Task description:
Locate the lines of the listing below that hold "Arbitrum", then copy each of them.
==============================
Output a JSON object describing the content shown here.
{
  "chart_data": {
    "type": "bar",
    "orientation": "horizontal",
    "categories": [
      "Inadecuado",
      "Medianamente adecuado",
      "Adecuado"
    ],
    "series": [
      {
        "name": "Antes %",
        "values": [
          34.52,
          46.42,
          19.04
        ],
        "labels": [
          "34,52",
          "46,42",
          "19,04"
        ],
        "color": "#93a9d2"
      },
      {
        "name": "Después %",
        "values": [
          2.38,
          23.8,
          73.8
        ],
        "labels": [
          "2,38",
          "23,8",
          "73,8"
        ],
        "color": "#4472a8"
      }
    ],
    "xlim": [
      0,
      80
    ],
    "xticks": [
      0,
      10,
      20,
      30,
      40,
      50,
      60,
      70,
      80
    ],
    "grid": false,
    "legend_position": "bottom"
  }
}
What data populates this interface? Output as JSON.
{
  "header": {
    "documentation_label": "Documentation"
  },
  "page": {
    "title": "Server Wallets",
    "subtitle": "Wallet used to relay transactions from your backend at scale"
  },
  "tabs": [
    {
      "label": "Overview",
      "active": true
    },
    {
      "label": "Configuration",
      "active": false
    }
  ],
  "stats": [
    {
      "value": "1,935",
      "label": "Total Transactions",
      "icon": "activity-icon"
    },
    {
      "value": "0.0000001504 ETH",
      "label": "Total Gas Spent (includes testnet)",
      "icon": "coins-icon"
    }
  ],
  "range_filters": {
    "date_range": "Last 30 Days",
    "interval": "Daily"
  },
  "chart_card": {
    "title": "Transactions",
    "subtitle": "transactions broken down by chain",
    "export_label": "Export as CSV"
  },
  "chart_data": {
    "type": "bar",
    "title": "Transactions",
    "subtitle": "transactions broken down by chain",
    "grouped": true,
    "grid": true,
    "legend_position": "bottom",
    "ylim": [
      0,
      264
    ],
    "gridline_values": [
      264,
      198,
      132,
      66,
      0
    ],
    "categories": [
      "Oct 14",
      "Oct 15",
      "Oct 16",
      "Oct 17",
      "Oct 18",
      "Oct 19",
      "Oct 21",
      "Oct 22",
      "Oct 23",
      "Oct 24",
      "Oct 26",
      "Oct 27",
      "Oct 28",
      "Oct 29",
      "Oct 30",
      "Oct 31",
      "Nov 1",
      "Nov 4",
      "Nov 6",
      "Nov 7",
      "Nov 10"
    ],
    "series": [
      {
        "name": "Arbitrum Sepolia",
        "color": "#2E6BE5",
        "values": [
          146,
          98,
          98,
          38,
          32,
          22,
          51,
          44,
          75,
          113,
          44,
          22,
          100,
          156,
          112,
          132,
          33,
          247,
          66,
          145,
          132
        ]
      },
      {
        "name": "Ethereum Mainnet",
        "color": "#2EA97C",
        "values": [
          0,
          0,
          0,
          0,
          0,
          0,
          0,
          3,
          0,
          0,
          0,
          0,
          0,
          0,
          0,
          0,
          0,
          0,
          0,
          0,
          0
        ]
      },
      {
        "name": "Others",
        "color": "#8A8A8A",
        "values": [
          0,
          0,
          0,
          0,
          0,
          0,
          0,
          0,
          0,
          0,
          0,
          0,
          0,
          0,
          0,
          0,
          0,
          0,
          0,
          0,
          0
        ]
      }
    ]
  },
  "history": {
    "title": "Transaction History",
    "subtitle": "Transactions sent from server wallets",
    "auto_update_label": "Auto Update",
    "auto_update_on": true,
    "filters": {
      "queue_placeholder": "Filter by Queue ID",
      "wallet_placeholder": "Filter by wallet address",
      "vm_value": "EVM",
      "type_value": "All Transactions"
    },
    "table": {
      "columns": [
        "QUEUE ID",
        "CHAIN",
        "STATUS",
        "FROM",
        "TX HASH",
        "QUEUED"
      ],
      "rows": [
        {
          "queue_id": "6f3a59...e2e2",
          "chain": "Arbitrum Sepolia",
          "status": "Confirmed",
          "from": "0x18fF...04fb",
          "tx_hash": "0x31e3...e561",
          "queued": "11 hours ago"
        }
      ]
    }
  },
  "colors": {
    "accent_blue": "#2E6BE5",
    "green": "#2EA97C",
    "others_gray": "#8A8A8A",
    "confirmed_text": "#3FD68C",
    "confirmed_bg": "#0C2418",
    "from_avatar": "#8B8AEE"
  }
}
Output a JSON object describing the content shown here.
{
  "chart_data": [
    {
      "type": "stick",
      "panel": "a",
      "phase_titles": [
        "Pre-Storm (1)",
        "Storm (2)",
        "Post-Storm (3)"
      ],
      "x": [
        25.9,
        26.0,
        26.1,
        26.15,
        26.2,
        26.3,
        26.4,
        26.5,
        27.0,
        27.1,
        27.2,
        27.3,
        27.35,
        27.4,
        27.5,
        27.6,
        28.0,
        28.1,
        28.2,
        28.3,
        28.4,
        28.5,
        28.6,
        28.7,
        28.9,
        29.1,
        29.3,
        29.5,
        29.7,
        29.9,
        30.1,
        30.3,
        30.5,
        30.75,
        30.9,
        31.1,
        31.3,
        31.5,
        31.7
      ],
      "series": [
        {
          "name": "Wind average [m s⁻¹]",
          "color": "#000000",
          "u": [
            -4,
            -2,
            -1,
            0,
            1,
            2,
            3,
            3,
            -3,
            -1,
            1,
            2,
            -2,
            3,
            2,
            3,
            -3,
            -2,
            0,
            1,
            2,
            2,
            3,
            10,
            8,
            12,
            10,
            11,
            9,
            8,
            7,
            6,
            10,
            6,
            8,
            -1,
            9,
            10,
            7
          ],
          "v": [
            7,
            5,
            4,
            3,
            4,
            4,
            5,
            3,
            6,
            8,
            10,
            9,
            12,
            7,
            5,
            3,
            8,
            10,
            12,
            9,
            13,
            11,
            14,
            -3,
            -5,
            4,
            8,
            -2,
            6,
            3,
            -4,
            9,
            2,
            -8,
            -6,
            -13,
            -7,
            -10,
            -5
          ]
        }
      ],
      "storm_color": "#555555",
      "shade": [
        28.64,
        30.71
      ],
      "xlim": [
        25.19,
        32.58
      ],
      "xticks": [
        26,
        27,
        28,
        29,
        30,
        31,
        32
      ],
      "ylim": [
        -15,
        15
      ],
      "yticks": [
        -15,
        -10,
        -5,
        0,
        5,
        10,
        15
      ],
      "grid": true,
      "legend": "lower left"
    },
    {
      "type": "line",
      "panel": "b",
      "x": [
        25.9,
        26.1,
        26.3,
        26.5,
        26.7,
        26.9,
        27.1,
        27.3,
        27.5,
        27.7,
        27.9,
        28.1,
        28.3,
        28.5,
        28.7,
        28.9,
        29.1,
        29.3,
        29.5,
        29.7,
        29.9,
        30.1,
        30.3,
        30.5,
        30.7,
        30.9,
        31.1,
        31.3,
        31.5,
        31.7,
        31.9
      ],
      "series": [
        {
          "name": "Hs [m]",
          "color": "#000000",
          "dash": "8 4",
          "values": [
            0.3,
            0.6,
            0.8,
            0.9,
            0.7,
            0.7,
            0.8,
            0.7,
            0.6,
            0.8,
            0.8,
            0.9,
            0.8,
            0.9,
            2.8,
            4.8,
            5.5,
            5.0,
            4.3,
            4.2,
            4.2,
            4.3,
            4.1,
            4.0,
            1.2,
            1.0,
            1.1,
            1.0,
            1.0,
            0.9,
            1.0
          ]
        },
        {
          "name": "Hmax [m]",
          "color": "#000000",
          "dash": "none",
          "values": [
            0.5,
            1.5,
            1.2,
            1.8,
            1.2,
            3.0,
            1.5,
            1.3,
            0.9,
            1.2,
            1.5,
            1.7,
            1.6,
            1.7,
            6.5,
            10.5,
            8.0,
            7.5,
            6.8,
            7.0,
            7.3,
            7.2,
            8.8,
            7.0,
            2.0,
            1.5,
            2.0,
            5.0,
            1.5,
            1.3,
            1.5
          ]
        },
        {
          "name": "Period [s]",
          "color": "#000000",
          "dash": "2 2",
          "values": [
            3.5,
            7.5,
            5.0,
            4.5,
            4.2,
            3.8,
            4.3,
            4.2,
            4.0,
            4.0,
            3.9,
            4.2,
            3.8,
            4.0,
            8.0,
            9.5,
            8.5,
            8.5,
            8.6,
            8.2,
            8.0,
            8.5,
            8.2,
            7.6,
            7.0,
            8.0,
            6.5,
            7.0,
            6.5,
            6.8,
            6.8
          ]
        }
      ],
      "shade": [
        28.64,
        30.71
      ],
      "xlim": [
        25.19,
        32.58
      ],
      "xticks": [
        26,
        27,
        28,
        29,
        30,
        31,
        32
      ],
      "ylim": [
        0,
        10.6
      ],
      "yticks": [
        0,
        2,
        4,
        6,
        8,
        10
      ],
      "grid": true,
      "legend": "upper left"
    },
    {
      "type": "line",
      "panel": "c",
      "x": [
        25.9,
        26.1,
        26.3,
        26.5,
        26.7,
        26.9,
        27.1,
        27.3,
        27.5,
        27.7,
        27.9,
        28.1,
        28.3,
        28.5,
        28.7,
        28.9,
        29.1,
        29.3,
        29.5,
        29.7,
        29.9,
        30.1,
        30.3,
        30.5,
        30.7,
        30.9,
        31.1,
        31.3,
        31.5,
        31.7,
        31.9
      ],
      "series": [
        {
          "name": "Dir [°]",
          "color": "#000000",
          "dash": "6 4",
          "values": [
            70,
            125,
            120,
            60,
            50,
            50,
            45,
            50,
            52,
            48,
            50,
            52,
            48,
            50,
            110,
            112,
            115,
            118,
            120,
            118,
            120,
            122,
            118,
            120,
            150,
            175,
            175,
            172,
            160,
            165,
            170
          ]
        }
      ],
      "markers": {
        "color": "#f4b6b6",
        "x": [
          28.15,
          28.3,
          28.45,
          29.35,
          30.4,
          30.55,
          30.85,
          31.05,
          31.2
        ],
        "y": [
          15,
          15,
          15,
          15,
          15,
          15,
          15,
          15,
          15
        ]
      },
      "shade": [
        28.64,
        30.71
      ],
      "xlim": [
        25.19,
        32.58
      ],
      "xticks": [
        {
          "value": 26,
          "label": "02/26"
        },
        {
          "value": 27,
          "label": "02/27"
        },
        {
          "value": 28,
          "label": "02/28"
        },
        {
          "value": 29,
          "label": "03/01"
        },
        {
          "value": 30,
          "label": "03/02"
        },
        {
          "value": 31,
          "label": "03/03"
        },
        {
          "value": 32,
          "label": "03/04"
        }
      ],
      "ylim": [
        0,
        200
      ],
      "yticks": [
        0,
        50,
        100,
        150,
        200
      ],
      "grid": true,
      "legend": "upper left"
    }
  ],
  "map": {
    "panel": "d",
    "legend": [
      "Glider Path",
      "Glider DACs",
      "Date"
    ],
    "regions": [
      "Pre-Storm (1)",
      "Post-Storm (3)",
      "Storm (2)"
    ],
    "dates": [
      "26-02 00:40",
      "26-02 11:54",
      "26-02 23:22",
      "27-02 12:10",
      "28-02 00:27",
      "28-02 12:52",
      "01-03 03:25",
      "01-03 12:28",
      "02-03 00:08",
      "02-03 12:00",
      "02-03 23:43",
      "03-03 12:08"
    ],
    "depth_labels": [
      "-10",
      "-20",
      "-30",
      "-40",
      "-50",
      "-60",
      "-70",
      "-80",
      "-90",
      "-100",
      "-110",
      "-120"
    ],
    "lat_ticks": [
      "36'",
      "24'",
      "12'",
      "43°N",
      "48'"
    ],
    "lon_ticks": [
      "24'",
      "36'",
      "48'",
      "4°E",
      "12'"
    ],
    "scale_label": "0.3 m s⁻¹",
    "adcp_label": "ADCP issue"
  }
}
==============================
Answer to this task:
        "name": "Arbitrum Sepolia",
          "chain": "Arbitrum Sepolia",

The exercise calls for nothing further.